The task:
Only the pictures should be left out; write out all other data exactly.

[Input records]

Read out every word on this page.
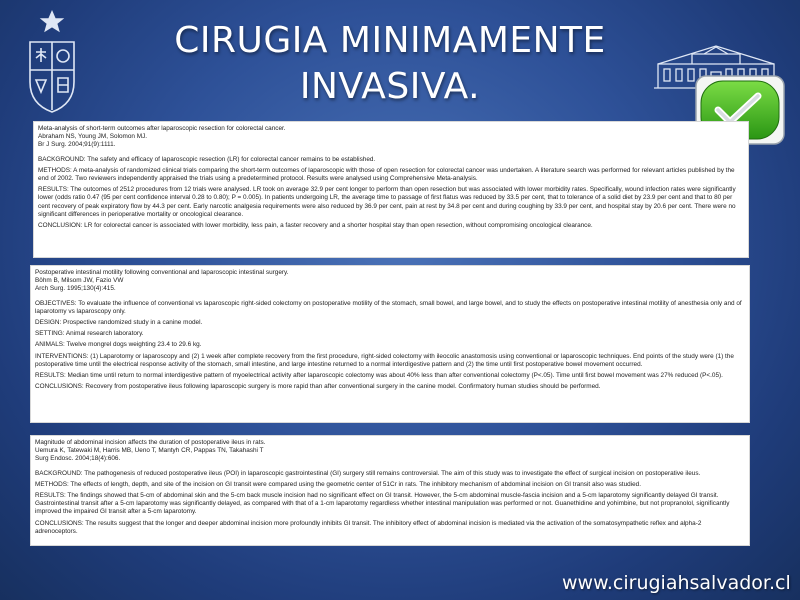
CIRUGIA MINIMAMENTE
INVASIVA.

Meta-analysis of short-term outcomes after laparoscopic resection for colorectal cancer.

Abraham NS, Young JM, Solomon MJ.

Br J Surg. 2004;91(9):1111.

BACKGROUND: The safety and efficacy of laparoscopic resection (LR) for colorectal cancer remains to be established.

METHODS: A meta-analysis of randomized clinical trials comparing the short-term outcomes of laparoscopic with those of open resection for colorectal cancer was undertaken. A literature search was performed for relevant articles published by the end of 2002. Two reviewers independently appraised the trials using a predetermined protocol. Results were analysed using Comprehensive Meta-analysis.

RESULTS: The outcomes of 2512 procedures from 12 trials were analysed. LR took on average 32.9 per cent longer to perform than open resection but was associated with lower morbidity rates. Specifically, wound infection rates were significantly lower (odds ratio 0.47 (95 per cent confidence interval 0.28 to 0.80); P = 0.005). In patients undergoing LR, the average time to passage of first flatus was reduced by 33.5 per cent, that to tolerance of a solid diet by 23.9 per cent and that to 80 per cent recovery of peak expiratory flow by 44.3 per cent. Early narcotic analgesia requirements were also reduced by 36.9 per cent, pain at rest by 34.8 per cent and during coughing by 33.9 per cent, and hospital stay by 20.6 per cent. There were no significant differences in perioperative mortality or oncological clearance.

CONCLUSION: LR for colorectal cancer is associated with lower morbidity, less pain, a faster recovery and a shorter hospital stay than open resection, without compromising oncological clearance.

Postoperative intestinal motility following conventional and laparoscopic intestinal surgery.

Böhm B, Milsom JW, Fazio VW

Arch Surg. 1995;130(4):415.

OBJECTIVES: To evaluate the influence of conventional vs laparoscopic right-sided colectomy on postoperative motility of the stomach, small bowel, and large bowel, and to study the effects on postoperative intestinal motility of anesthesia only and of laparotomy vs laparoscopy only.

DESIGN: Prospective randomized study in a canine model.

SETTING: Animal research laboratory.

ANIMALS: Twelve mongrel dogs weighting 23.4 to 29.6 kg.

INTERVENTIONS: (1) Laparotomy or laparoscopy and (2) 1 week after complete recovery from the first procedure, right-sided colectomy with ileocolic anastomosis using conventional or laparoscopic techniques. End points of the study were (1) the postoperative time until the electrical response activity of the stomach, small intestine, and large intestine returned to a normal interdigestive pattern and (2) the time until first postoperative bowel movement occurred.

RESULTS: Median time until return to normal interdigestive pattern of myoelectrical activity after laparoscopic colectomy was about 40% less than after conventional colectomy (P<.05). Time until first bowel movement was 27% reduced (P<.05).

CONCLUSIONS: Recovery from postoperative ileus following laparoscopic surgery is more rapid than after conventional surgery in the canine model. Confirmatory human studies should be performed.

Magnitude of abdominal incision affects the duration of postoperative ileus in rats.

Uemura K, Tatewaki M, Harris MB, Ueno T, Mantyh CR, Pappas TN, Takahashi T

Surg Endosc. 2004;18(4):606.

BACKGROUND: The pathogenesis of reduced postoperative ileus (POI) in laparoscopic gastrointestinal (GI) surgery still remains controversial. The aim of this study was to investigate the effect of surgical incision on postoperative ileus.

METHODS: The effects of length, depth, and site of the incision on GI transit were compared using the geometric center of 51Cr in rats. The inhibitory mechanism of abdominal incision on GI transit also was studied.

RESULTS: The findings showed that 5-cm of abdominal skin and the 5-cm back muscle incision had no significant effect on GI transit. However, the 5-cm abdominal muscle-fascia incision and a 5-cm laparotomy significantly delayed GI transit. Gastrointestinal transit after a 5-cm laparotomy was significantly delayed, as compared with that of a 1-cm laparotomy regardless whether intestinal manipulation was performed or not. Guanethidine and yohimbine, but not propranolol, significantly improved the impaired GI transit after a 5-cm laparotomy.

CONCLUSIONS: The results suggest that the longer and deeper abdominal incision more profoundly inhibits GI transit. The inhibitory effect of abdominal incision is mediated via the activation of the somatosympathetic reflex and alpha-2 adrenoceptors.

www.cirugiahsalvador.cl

[/Input records]

Solution for this task:
Read out every word on this page.
CIRUGIA MINIMAMENTE
INVASIVA.

Meta-analysis of short-term outcomes after laparoscopic resection for colorectal cancer.

Abraham NS, Young JM, Solomon MJ.

Br J Surg. 2004;91(9):1111.

BACKGROUND: The safety and efficacy of laparoscopic resection (LR) for colorectal cancer remains to be established.

METHODS: A meta-analysis of randomized clinical trials comparing the short-term outcomes of laparoscopic with those of open resection for colorectal cancer was undertaken. A literature search was performed for relevant articles published by the end of 2002. Two reviewers independently appraised the trials using a predetermined protocol. Results were analysed using Comprehensive Meta-analysis.

RESULTS: The outcomes of 2512 procedures from 12 trials were analysed. LR took on average 32.9 per cent longer to perform than open resection but was associated with lower morbidity rates. Specifically, wound infection rates were significantly lower (odds ratio 0.47 (95 per cent confidence interval 0.28 to 0.80); P = 0.005). In patients undergoing LR, the average time to passage of first flatus was reduced by 33.5 per cent, that to tolerance of a solid diet by 23.9 per cent and that to 80 per cent recovery of peak expiratory flow by 44.3 per cent. Early narcotic analgesia requirements were also reduced by 36.9 per cent, pain at rest by 34.8 per cent and during coughing by 33.9 per cent, and hospital stay by 20.6 per cent. There were no significant differences in perioperative mortality or oncological clearance.

CONCLUSION: LR for colorectal cancer is associated with lower morbidity, less pain, a faster recovery and a shorter hospital stay than open resection, without compromising oncological clearance.

Postoperative intestinal motility following conventional and laparoscopic intestinal surgery.

Böhm B, Milsom JW, Fazio VW

Arch Surg. 1995;130(4):415.

OBJECTIVES: To evaluate the influence of conventional vs laparoscopic right-sided colectomy on postoperative motility of the stomach, small bowel, and large bowel, and to study the effects on postoperative intestinal motility of anesthesia only and of laparotomy vs laparoscopy only.

DESIGN: Prospective randomized study in a canine model.

SETTING: Animal research laboratory.

ANIMALS: Twelve mongrel dogs weighting 23.4 to 29.6 kg.

INTERVENTIONS: (1) Laparotomy or laparoscopy and (2) 1 week after complete recovery from the first procedure, right-sided colectomy with ileocolic anastomosis using conventional or laparoscopic techniques. End points of the study were (1) the postoperative time until the electrical response activity of the stomach, small intestine, and large intestine returned to a normal interdigestive pattern and (2) the time until first postoperative bowel movement occurred.

RESULTS: Median time until return to normal interdigestive pattern of myoelectrical activity after laparoscopic colectomy was about 40% less than after conventional colectomy (P<.05). Time until first bowel movement was 27% reduced (P<.05).

CONCLUSIONS: Recovery from postoperative ileus following laparoscopic surgery is more rapid than after conventional surgery in the canine model. Confirmatory human studies should be performed.

Magnitude of abdominal incision affects the duration of postoperative ileus in rats.

Uemura K, Tatewaki M, Harris MB, Ueno T, Mantyh CR, Pappas TN, Takahashi T

Surg Endosc. 2004;18(4):606.

BACKGROUND: The pathogenesis of reduced postoperative ileus (POI) in laparoscopic gastrointestinal (GI) surgery still remains controversial. The aim of this study was to investigate the effect of surgical incision on postoperative ileus.

METHODS: The effects of length, depth, and site of the incision on GI transit were compared using the geometric center of 51Cr in rats. The inhibitory mechanism of abdominal incision on GI transit also was studied.

RESULTS: The findings showed that 5-cm of abdominal skin and the 5-cm back muscle incision had no significant effect on GI transit. However, the 5-cm abdominal muscle-fascia incision and a 5-cm laparotomy significantly delayed GI transit. Gastrointestinal transit after a 5-cm laparotomy was significantly delayed, as compared with that of a 1-cm laparotomy regardless whether intestinal manipulation was performed or not. Guanethidine and yohimbine, but not propranolol, significantly improved the impaired GI transit after a 5-cm laparotomy.

CONCLUSIONS: The results suggest that the longer and deeper abdominal incision more profoundly inhibits GI transit. The inhibitory effect of abdominal incision is mediated via the activation of the somatosympathetic reflex and alpha-2 adrenoceptors.

www.cirugiahsalvador.cl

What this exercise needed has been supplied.